DIRECTIONS —
Look through the material below for "marker". Copy every line that contains it.

PROVIDED ENTRIES —
-------

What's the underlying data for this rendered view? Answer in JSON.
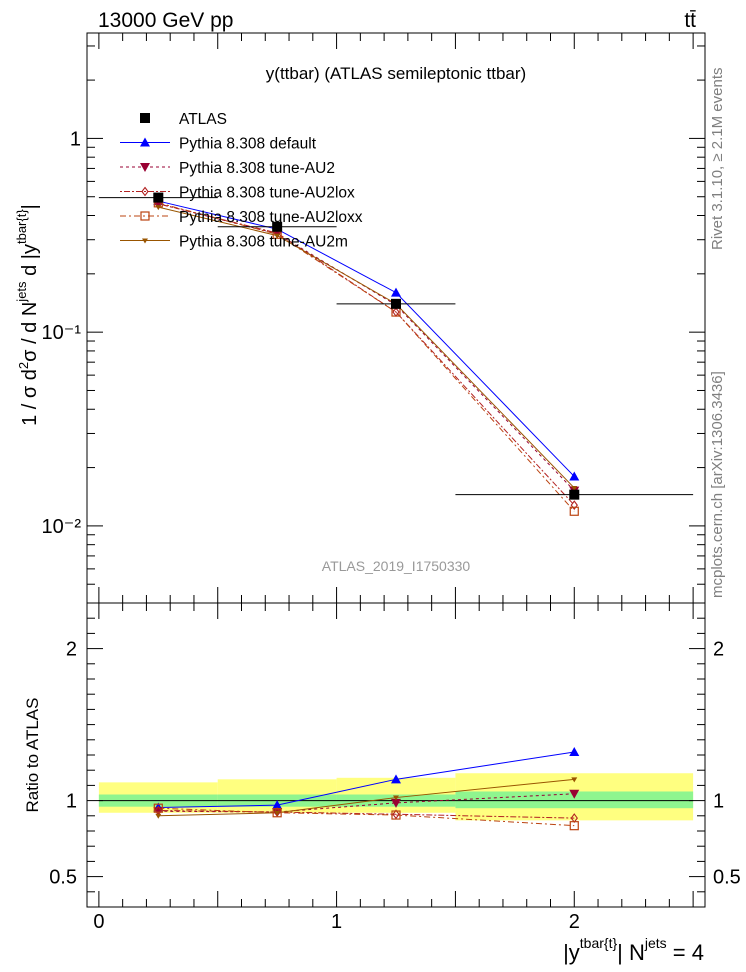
{
  "header": {
    "energy": "13000 GeV pp",
    "process": "tt̄"
  },
  "side_labels": {
    "rivet": "Rivet 3.1.10, ≥ 2.1M events",
    "source": "mcplots.cern.ch [arXiv:1306.3436]"
  },
  "watermark": "ATLAS_2019_I1750330",
  "chart_data": [
    {
      "type": "line",
      "title": "y(ttbar) (ATLAS semileptonic ttbar)",
      "xlabel": "|y^{tbar{t}}| N^{jets} = 4",
      "ylabel": "1 / σ d²σ / d N^{jets} d |y^{tbar{t}}|",
      "yscale": "log",
      "xlim": [
        -0.05,
        2.55
      ],
      "ylim": [
        0.004,
        3.5
      ],
      "y_ticks": [
        {
          "value": 0.01,
          "label": "10⁻²"
        },
        {
          "value": 0.1,
          "label": "10⁻¹"
        },
        {
          "value": 1,
          "label": "1"
        }
      ],
      "x": [
        0.25,
        0.75,
        1.25,
        2.0
      ],
      "data": {
        "name": "ATLAS",
        "x": [
          0.25,
          0.75,
          1.25,
          2.0
        ],
        "xerr": [
          [
            0,
            0.5
          ],
          [
            0.5,
            1.0
          ],
          [
            1.0,
            1.5
          ],
          [
            1.5,
            2.5
          ]
        ],
        "values": [
          0.495,
          0.35,
          0.14,
          0.0145
        ],
        "color": "#000000"
      },
      "series": [
        {
          "name": "Pythia 8.308 default",
          "values": [
            0.475,
            0.34,
            0.16,
            0.018
          ],
          "color": "#0000ff",
          "marker": "triangle-up",
          "dash": ""
        },
        {
          "name": "Pythia 8.308 tune-AU2",
          "values": [
            0.46,
            0.322,
            0.138,
            0.0152
          ],
          "color": "#990033",
          "marker": "triangle-down",
          "dash": "3,3"
        },
        {
          "name": "Pythia 8.308 tune-AU2lox",
          "values": [
            0.46,
            0.325,
            0.127,
            0.0128
          ],
          "color": "#b22222",
          "marker": "diamond-open",
          "dash": "2,2,6,2"
        },
        {
          "name": "Pythia 8.308 tune-AU2loxx",
          "values": [
            0.465,
            0.32,
            0.127,
            0.0119
          ],
          "color": "#bb4411",
          "marker": "square-open",
          "dash": "6,3,2,3"
        },
        {
          "name": "Pythia 8.308 tune-AU2m",
          "values": [
            0.442,
            0.315,
            0.14,
            0.0157
          ],
          "color": "#995500",
          "marker": "triangle-down-small",
          "dash": ""
        }
      ],
      "legend": "top-left"
    },
    {
      "type": "line",
      "ylabel": "Ratio to ATLAS",
      "xlim": [
        -0.05,
        2.55
      ],
      "ylim": [
        0.3,
        2.3
      ],
      "y_ticks": [
        {
          "value": 0.5,
          "label": "0.5"
        },
        {
          "value": 1,
          "label": "1"
        },
        {
          "value": 2,
          "label": "2"
        }
      ],
      "x_ticks": [
        {
          "value": 0,
          "label": "0"
        },
        {
          "value": 1,
          "label": "1"
        },
        {
          "value": 2,
          "label": "2"
        }
      ],
      "bands": [
        {
          "x": [
            0.0,
            0.5
          ],
          "inner": [
            0.96,
            1.04
          ],
          "outer": [
            0.92,
            1.12
          ]
        },
        {
          "x": [
            0.5,
            1.0
          ],
          "inner": [
            0.96,
            1.04
          ],
          "outer": [
            0.92,
            1.14
          ]
        },
        {
          "x": [
            1.0,
            1.5
          ],
          "inner": [
            0.96,
            1.04
          ],
          "outer": [
            0.92,
            1.15
          ]
        },
        {
          "x": [
            1.5,
            2.5
          ],
          "inner": [
            0.95,
            1.06
          ],
          "outer": [
            0.87,
            1.18
          ]
        }
      ],
      "series": [
        {
          "name": "Pythia 8.308 default",
          "values": [
            0.955,
            0.97,
            1.14,
            1.32
          ]
        },
        {
          "name": "Pythia 8.308 tune-AU2",
          "values": [
            0.93,
            0.925,
            0.985,
            1.045
          ]
        },
        {
          "name": "Pythia 8.308 tune-AU2lox",
          "values": [
            0.935,
            0.925,
            0.91,
            0.885
          ]
        },
        {
          "name": "Pythia 8.308 tune-AU2loxx",
          "values": [
            0.95,
            0.92,
            0.905,
            0.835
          ]
        },
        {
          "name": "Pythia 8.308 tune-AU2m",
          "values": [
            0.9,
            0.92,
            1.02,
            1.14
          ]
        }
      ]
    }
  ]
}
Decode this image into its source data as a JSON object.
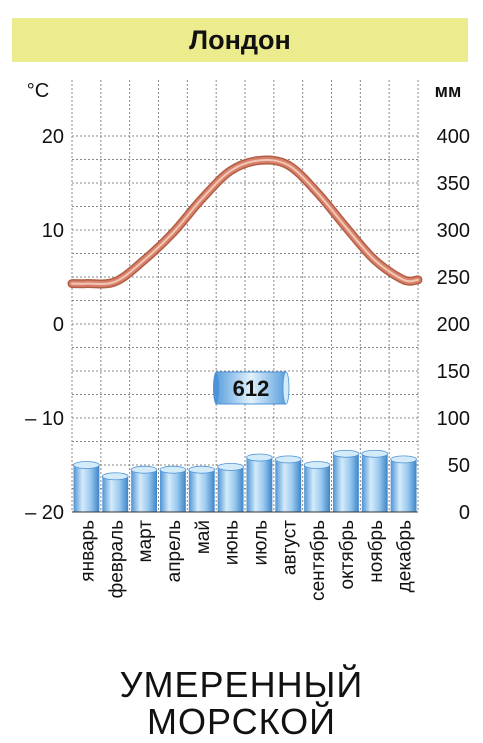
{
  "chart_data": {
    "type": "line",
    "title": "Лондон",
    "subtitle": [
      "УМЕРЕННЫЙ",
      "МОРСКОЙ"
    ],
    "categories": [
      "январь",
      "февраль",
      "март",
      "апрель",
      "май",
      "июнь",
      "июль",
      "август",
      "сентябрь",
      "октябрь",
      "ноябрь",
      "декабрь"
    ],
    "left_axis": {
      "unit": "°C",
      "ylim": [
        -20,
        20
      ],
      "ticks": [
        "20",
        "10",
        "0",
        "– 10",
        "– 20"
      ],
      "tick_values": [
        20,
        10,
        0,
        -10,
        -20
      ]
    },
    "right_axis": {
      "unit": "мм",
      "ylim": [
        0,
        400
      ],
      "ticks": [
        "400",
        "350",
        "300",
        "250",
        "200",
        "150",
        "100",
        "50",
        "0"
      ],
      "tick_values": [
        400,
        350,
        300,
        250,
        200,
        150,
        100,
        50,
        0
      ]
    },
    "series": [
      {
        "type": "line",
        "axis": "left",
        "values": [
          4.3,
          4.5,
          6.8,
          9.7,
          13.3,
          16.3,
          17.4,
          16.9,
          14.0,
          10.3,
          6.8,
          4.7
        ]
      },
      {
        "type": "bar",
        "axis": "right",
        "values": [
          50,
          38,
          45,
          45,
          45,
          48,
          58,
          56,
          50,
          62,
          62,
          56
        ]
      }
    ],
    "annotation": "612",
    "grid": true,
    "colors": {
      "line": "#d8826b",
      "line_dark": "#b25d45",
      "bar": "#7fb7e6",
      "bar_light": "#d4ebfa",
      "grid": "#888888",
      "title_bg": "#eceb8e"
    }
  }
}
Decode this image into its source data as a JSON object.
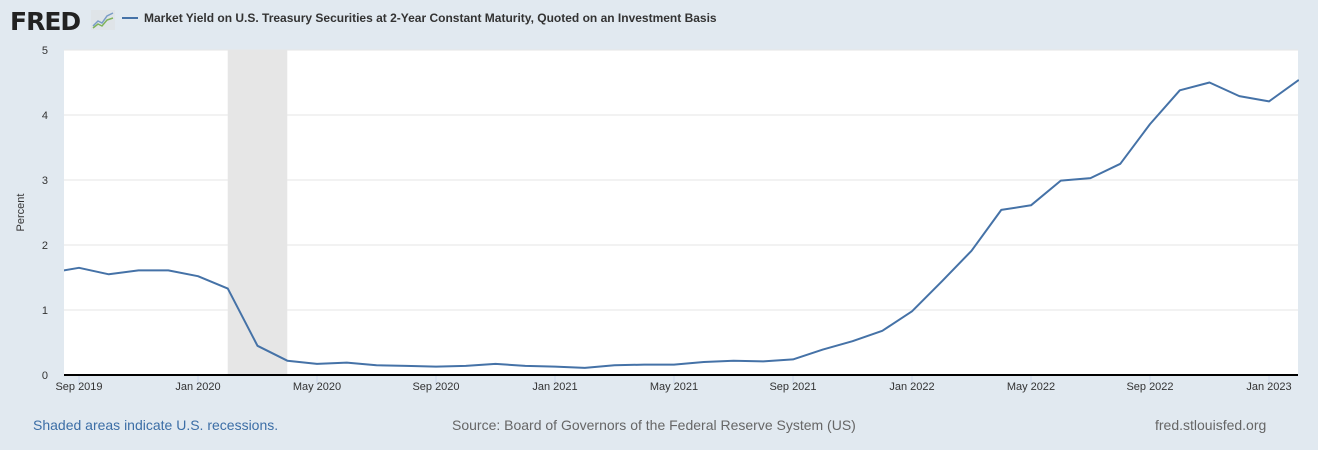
{
  "logo": "FRED",
  "colors": {
    "series": "#4572a7",
    "recession": "#e6e6e6",
    "background": "#e1e9f0"
  },
  "footer": {
    "recession_note": "Shaded areas indicate U.S. recessions.",
    "source": "Source: Board of Governors of the Federal Reserve System (US)",
    "site": "fred.stlouisfed.org"
  },
  "chart_data": {
    "type": "line",
    "ylabel": "Percent",
    "ylim": [
      0,
      5
    ],
    "yticks": [
      0,
      1,
      2,
      3,
      4,
      5
    ],
    "xticks": [
      "Sep 2019",
      "Jan 2020",
      "May 2020",
      "Sep 2020",
      "Jan 2021",
      "May 2021",
      "Sep 2021",
      "Jan 2022",
      "May 2022",
      "Sep 2022",
      "Jan 2023"
    ],
    "grid": true,
    "legend": "top-left",
    "recessions": [
      {
        "start": "2020-02",
        "end": "2020-04"
      }
    ],
    "series": [
      {
        "name": "Market Yield on U.S. Treasury Securities at 2-Year Constant Maturity, Quoted on an Investment Basis",
        "x": [
          "2019-08",
          "2019-09",
          "2019-10",
          "2019-11",
          "2019-12",
          "2020-01",
          "2020-02",
          "2020-03",
          "2020-04",
          "2020-05",
          "2020-06",
          "2020-07",
          "2020-08",
          "2020-09",
          "2020-10",
          "2020-11",
          "2020-12",
          "2021-01",
          "2021-02",
          "2021-03",
          "2021-04",
          "2021-05",
          "2021-06",
          "2021-07",
          "2021-08",
          "2021-09",
          "2021-10",
          "2021-11",
          "2021-12",
          "2022-01",
          "2022-02",
          "2022-03",
          "2022-04",
          "2022-05",
          "2022-06",
          "2022-07",
          "2022-08",
          "2022-09",
          "2022-10",
          "2022-11",
          "2022-12",
          "2023-01",
          "2023-02"
        ],
        "values": [
          1.57,
          1.65,
          1.55,
          1.61,
          1.61,
          1.52,
          1.33,
          0.45,
          0.22,
          0.17,
          0.19,
          0.15,
          0.14,
          0.13,
          0.14,
          0.17,
          0.14,
          0.13,
          0.11,
          0.15,
          0.16,
          0.16,
          0.2,
          0.22,
          0.21,
          0.24,
          0.39,
          0.52,
          0.68,
          0.98,
          1.44,
          1.91,
          2.54,
          2.61,
          2.99,
          3.03,
          3.25,
          3.86,
          4.38,
          4.5,
          4.29,
          4.21,
          4.54
        ]
      }
    ]
  }
}
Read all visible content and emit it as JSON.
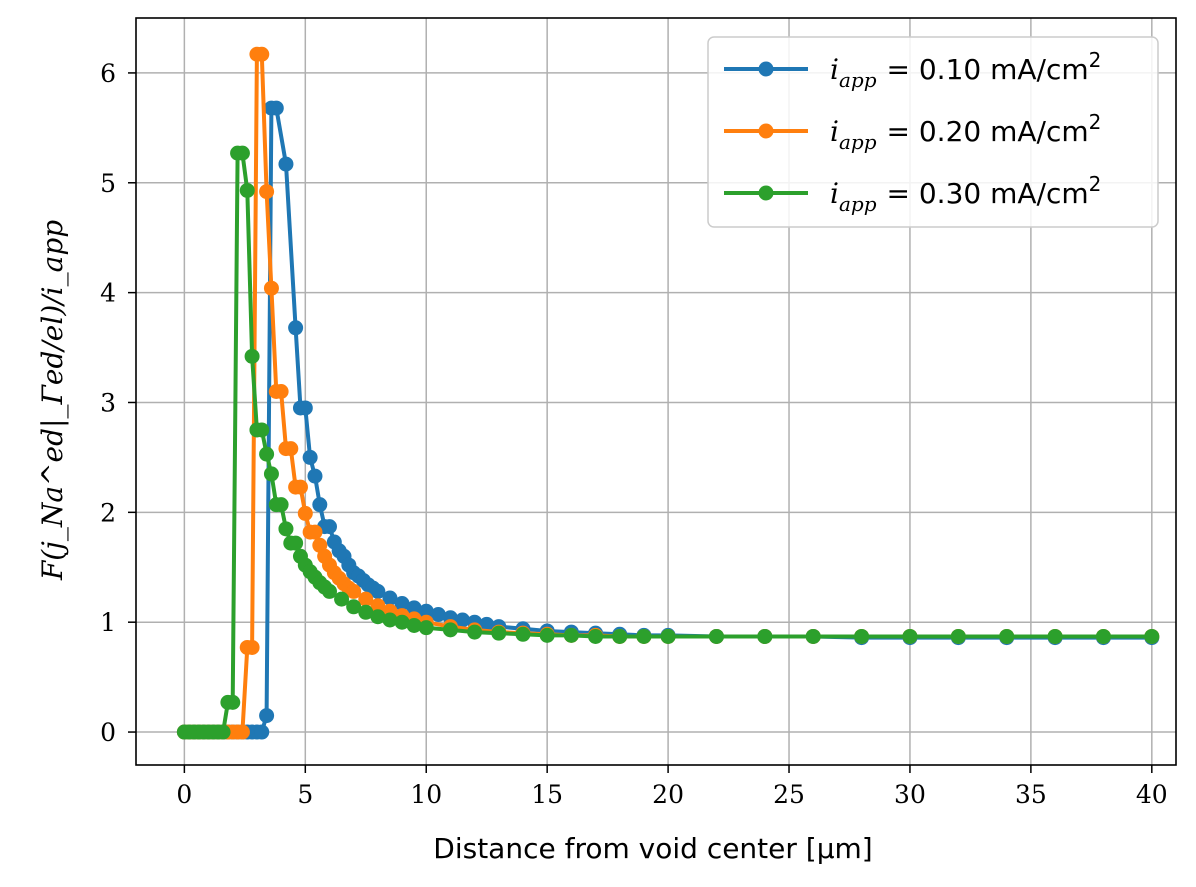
{
  "chart_data": {
    "type": "line",
    "title": "",
    "xlabel": "Distance from void center [μm]",
    "ylabel": "F(j_Na^ed|_Γed/el)/i_app",
    "xlim": [
      -2,
      41
    ],
    "ylim": [
      -0.3,
      6.5
    ],
    "grid": true,
    "legend_position": "top-right",
    "x_ticks": [
      0,
      5,
      10,
      15,
      20,
      25,
      30,
      35,
      40
    ],
    "y_ticks": [
      0,
      1,
      2,
      3,
      4,
      5,
      6
    ],
    "x_tick_labels": [
      "0",
      "5",
      "10",
      "15",
      "20",
      "25",
      "30",
      "35",
      "40"
    ],
    "y_tick_labels": [
      "0",
      "1",
      "2",
      "3",
      "4",
      "5",
      "6"
    ],
    "series": [
      {
        "name": "i_app = 0.10 mA/cm²",
        "legend_var": "i",
        "legend_sub": "app",
        "legend_value": "= 0.10 mA/cm",
        "legend_sup": "2",
        "color": "#1f77b4",
        "x": [
          0.0,
          0.2,
          0.4,
          0.6,
          0.8,
          1.0,
          1.2,
          1.4,
          1.6,
          1.8,
          2.0,
          2.2,
          2.4,
          2.6,
          2.8,
          3.0,
          3.2,
          3.4,
          3.6,
          3.8,
          4.2,
          4.6,
          4.8,
          5.0,
          5.2,
          5.4,
          5.6,
          5.8,
          6.0,
          6.2,
          6.4,
          6.6,
          6.8,
          7.0,
          7.2,
          7.4,
          7.6,
          7.8,
          8.0,
          8.5,
          9.0,
          9.5,
          10.0,
          10.5,
          11.0,
          11.5,
          12.0,
          12.5,
          13.0,
          14.0,
          15.0,
          16.0,
          17.0,
          18.0,
          19.0,
          20.0,
          22.0,
          24.0,
          26.0,
          28.0,
          30.0,
          32.0,
          34.0,
          36.0,
          38.0,
          40.0
        ],
        "y": [
          0,
          0,
          0,
          0,
          0,
          0,
          0,
          0,
          0,
          0,
          0,
          0,
          0,
          0,
          0,
          0,
          0,
          0.15,
          5.68,
          5.68,
          5.17,
          3.68,
          2.95,
          2.95,
          2.5,
          2.33,
          2.07,
          1.87,
          1.87,
          1.73,
          1.65,
          1.6,
          1.52,
          1.45,
          1.42,
          1.38,
          1.34,
          1.31,
          1.28,
          1.22,
          1.17,
          1.13,
          1.1,
          1.07,
          1.04,
          1.02,
          1.0,
          0.98,
          0.96,
          0.94,
          0.92,
          0.91,
          0.9,
          0.89,
          0.88,
          0.88,
          0.87,
          0.87,
          0.87,
          0.86,
          0.86,
          0.86,
          0.86,
          0.86,
          0.86,
          0.86
        ]
      },
      {
        "name": "i_app = 0.20 mA/cm²",
        "legend_var": "i",
        "legend_sub": "app",
        "legend_value": "= 0.20 mA/cm",
        "legend_sup": "2",
        "color": "#ff7f0e",
        "x": [
          0.0,
          0.2,
          0.4,
          0.6,
          0.8,
          1.0,
          1.2,
          1.4,
          1.6,
          1.8,
          2.0,
          2.2,
          2.4,
          2.6,
          2.8,
          3.0,
          3.2,
          3.4,
          3.6,
          3.8,
          4.0,
          4.2,
          4.4,
          4.6,
          4.8,
          5.0,
          5.2,
          5.4,
          5.6,
          5.8,
          6.0,
          6.2,
          6.4,
          6.6,
          6.8,
          7.0,
          7.5,
          8.0,
          8.5,
          9.0,
          9.5,
          10.0,
          11.0,
          12.0,
          13.0,
          14.0,
          15.0,
          16.0,
          17.0,
          18.0,
          19.0,
          20.0,
          22.0,
          24.0,
          26.0,
          28.0,
          30.0,
          32.0,
          34.0,
          36.0,
          38.0,
          40.0
        ],
        "y": [
          0,
          0,
          0,
          0,
          0,
          0,
          0,
          0,
          0,
          0,
          0,
          0,
          0,
          0.77,
          0.77,
          6.17,
          6.17,
          4.92,
          4.04,
          3.1,
          3.1,
          2.58,
          2.58,
          2.23,
          2.23,
          1.99,
          1.82,
          1.82,
          1.7,
          1.6,
          1.52,
          1.45,
          1.4,
          1.35,
          1.31,
          1.28,
          1.21,
          1.15,
          1.1,
          1.06,
          1.03,
          1.0,
          0.96,
          0.93,
          0.91,
          0.9,
          0.89,
          0.88,
          0.88,
          0.87,
          0.87,
          0.87,
          0.87,
          0.87,
          0.87,
          0.87,
          0.87,
          0.87,
          0.87,
          0.87,
          0.87,
          0.87
        ]
      },
      {
        "name": "i_app = 0.30 mA/cm²",
        "legend_var": "i",
        "legend_sub": "app",
        "legend_value": "= 0.30 mA/cm",
        "legend_sup": "2",
        "color": "#2ca02c",
        "x": [
          0.0,
          0.2,
          0.4,
          0.6,
          0.8,
          1.0,
          1.2,
          1.4,
          1.6,
          1.8,
          2.0,
          2.2,
          2.4,
          2.6,
          2.8,
          3.0,
          3.2,
          3.4,
          3.6,
          3.8,
          4.0,
          4.2,
          4.4,
          4.6,
          4.8,
          5.0,
          5.2,
          5.4,
          5.6,
          5.8,
          6.0,
          6.5,
          7.0,
          7.5,
          8.0,
          8.5,
          9.0,
          9.5,
          10.0,
          11.0,
          12.0,
          13.0,
          14.0,
          15.0,
          16.0,
          17.0,
          18.0,
          19.0,
          20.0,
          22.0,
          24.0,
          26.0,
          28.0,
          30.0,
          32.0,
          34.0,
          36.0,
          38.0,
          40.0
        ],
        "y": [
          0,
          0,
          0,
          0,
          0,
          0,
          0,
          0,
          0,
          0.27,
          0.27,
          5.27,
          5.27,
          4.93,
          3.42,
          2.75,
          2.75,
          2.53,
          2.35,
          2.07,
          2.07,
          1.85,
          1.72,
          1.72,
          1.6,
          1.52,
          1.46,
          1.41,
          1.36,
          1.32,
          1.28,
          1.21,
          1.14,
          1.09,
          1.05,
          1.02,
          1.0,
          0.97,
          0.95,
          0.93,
          0.91,
          0.9,
          0.89,
          0.88,
          0.88,
          0.87,
          0.87,
          0.87,
          0.87,
          0.87,
          0.87,
          0.87,
          0.87,
          0.87,
          0.87,
          0.87,
          0.87,
          0.87,
          0.87
        ]
      }
    ]
  }
}
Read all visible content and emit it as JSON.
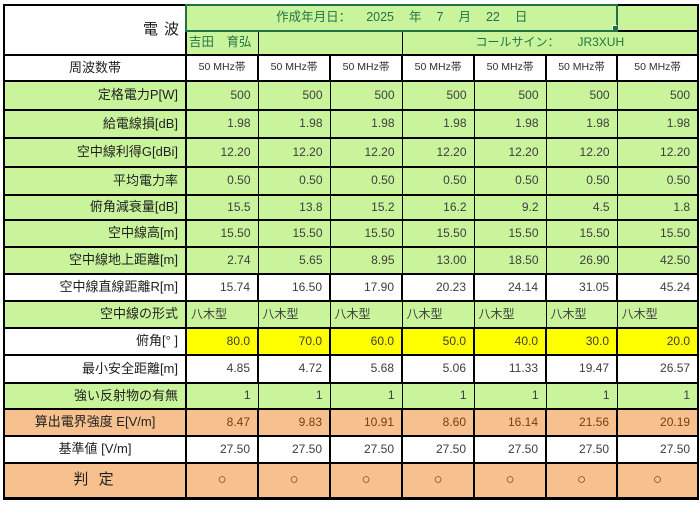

-------

OUTPUT BELOW —
          "marker": "triangle-up",
          "marker": "triangle-down",
          "marker": "diamond-open",
          "marker": "square-open",
          "marker": "triangle-down-small",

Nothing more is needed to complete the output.